» Short problem
Repeat the data verbatim.

- - -

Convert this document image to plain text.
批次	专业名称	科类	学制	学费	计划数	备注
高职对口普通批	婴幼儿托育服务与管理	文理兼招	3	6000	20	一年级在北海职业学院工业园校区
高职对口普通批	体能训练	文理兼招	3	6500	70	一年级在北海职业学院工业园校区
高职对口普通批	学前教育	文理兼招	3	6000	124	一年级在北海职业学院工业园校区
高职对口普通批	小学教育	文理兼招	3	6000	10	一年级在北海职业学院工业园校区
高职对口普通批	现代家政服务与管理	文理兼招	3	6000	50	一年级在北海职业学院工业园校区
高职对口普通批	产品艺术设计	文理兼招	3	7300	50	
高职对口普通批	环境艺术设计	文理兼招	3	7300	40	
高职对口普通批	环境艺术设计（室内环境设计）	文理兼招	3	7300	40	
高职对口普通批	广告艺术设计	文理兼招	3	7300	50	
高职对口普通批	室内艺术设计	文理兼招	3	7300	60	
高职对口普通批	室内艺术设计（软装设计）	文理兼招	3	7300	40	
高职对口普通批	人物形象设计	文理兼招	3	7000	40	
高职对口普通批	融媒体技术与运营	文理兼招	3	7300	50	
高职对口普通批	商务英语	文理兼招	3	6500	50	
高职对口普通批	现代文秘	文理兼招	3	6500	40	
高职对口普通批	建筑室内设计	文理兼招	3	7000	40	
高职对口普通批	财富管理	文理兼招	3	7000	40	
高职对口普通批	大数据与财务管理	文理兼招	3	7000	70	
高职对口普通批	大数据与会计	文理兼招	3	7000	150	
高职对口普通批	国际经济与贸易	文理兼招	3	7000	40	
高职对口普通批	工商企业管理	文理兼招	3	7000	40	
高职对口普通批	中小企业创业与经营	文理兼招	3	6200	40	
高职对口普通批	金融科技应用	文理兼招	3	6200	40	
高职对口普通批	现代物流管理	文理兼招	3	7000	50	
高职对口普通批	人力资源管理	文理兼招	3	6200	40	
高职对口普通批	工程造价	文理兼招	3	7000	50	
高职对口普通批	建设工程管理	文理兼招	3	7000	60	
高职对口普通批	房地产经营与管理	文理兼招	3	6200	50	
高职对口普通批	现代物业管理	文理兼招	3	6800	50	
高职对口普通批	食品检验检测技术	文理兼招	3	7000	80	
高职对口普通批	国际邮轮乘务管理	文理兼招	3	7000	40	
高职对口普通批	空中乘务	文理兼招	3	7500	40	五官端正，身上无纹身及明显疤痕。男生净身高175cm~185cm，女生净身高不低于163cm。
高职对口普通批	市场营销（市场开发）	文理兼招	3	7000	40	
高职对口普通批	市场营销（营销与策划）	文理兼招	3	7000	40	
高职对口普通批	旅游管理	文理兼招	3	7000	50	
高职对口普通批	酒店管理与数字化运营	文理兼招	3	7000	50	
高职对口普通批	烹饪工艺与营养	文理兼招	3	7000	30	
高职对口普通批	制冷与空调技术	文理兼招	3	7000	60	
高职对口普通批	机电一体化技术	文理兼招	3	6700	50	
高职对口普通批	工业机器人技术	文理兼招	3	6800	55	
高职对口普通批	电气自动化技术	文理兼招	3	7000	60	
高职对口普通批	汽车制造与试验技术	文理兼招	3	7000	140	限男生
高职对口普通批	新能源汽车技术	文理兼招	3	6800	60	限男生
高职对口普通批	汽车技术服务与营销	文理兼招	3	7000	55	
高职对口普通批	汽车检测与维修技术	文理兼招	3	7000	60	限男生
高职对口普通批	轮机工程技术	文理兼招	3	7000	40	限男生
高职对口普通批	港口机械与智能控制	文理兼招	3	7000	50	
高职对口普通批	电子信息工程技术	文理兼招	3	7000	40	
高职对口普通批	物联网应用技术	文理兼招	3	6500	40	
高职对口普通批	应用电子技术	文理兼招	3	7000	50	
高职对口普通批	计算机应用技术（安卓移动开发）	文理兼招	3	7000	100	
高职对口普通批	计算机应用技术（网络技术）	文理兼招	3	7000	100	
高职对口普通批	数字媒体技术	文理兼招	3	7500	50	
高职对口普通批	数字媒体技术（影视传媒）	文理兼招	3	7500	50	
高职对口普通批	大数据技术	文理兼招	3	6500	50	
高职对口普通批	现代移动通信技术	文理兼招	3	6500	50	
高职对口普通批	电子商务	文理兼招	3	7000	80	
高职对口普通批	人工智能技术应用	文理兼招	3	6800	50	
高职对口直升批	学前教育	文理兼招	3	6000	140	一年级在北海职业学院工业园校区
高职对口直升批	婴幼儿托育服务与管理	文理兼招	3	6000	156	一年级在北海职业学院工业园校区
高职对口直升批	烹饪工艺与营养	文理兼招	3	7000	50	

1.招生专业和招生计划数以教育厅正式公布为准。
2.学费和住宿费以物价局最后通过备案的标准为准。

- - -

» Reply to the exercise
Convert this document image to plain text.
批次	专业名称	科类	学制	学费	计划数	备注
高职对口普通批	婴幼儿托育服务与管理	文理兼招	3	6000	20	一年级在北海职业学院工业园校区
高职对口普通批	体能训练	文理兼招	3	6500	70	一年级在北海职业学院工业园校区
高职对口普通批	学前教育	文理兼招	3	6000	124	一年级在北海职业学院工业园校区
高职对口普通批	小学教育	文理兼招	3	6000	10	一年级在北海职业学院工业园校区
高职对口普通批	现代家政服务与管理	文理兼招	3	6000	50	一年级在北海职业学院工业园校区
高职对口普通批	产品艺术设计	文理兼招	3	7300	50	
高职对口普通批	环境艺术设计	文理兼招	3	7300	40	
高职对口普通批	环境艺术设计（室内环境设计）	文理兼招	3	7300	40	
高职对口普通批	广告艺术设计	文理兼招	3	7300	50	
高职对口普通批	室内艺术设计	文理兼招	3	7300	60	
高职对口普通批	室内艺术设计（软装设计）	文理兼招	3	7300	40	
高职对口普通批	人物形象设计	文理兼招	3	7000	40	
高职对口普通批	融媒体技术与运营	文理兼招	3	7300	50	
高职对口普通批	商务英语	文理兼招	3	6500	50	
高职对口普通批	现代文秘	文理兼招	3	6500	40	
高职对口普通批	建筑室内设计	文理兼招	3	7000	40	
高职对口普通批	财富管理	文理兼招	3	7000	40	
高职对口普通批	大数据与财务管理	文理兼招	3	7000	70	
高职对口普通批	大数据与会计	文理兼招	3	7000	150	
高职对口普通批	国际经济与贸易	文理兼招	3	7000	40	
高职对口普通批	工商企业管理	文理兼招	3	7000	40	
高职对口普通批	中小企业创业与经营	文理兼招	3	6200	40	
高职对口普通批	金融科技应用	文理兼招	3	6200	40	
高职对口普通批	现代物流管理	文理兼招	3	7000	50	
高职对口普通批	人力资源管理	文理兼招	3	6200	40	
高职对口普通批	工程造价	文理兼招	3	7000	50	
高职对口普通批	建设工程管理	文理兼招	3	7000	60	
高职对口普通批	房地产经营与管理	文理兼招	3	6200	50	
高职对口普通批	现代物业管理	文理兼招	3	6800	50	
高职对口普通批	食品检验检测技术	文理兼招	3	7000	80	
高职对口普通批	国际邮轮乘务管理	文理兼招	3	7000	40	
高职对口普通批	空中乘务	文理兼招	3	7500	40	五官端正，身上无纹身及明显疤痕。男生净身高175cm~185cm，女生净身高不低于163cm。
高职对口普通批	市场营销（市场开发）	文理兼招	3	7000	40	
高职对口普通批	市场营销（营销与策划）	文理兼招	3	7000	40	
高职对口普通批	旅游管理	文理兼招	3	7000	50	
高职对口普通批	酒店管理与数字化运营	文理兼招	3	7000	50	
高职对口普通批	烹饪工艺与营养	文理兼招	3	7000	30	
高职对口普通批	制冷与空调技术	文理兼招	3	7000	60	
高职对口普通批	机电一体化技术	文理兼招	3	6700	50	
高职对口普通批	工业机器人技术	文理兼招	3	6800	55	
高职对口普通批	电气自动化技术	文理兼招	3	7000	60	
高职对口普通批	汽车制造与试验技术	文理兼招	3	7000	140	限男生
高职对口普通批	新能源汽车技术	文理兼招	3	6800	60	限男生
高职对口普通批	汽车技术服务与营销	文理兼招	3	7000	55	
高职对口普通批	汽车检测与维修技术	文理兼招	3	7000	60	限男生
高职对口普通批	轮机工程技术	文理兼招	3	7000	40	限男生
高职对口普通批	港口机械与智能控制	文理兼招	3	7000	50	
高职对口普通批	电子信息工程技术	文理兼招	3	7000	40	
高职对口普通批	物联网应用技术	文理兼招	3	6500	40	
高职对口普通批	应用电子技术	文理兼招	3	7000	50	
高职对口普通批	计算机应用技术（安卓移动开发）	文理兼招	3	7000	100	
高职对口普通批	计算机应用技术（网络技术）	文理兼招	3	7000	100	
高职对口普通批	数字媒体技术	文理兼招	3	7500	50	
高职对口普通批	数字媒体技术（影视传媒）	文理兼招	3	7500	50	
高职对口普通批	大数据技术	文理兼招	3	6500	50	
高职对口普通批	现代移动通信技术	文理兼招	3	6500	50	
高职对口普通批	电子商务	文理兼招	3	7000	80	
高职对口普通批	人工智能技术应用	文理兼招	3	6800	50	
高职对口直升批	学前教育	文理兼招	3	6000	140	一年级在北海职业学院工业园校区
高职对口直升批	婴幼儿托育服务与管理	文理兼招	3	6000	156	一年级在北海职业学院工业园校区
高职对口直升批	烹饪工艺与营养	文理兼招	3	7000	50	

1.招生专业和招生计划数以教育厅正式公布为准。
2.学费和住宿费以物价局最后通过备案的标准为准。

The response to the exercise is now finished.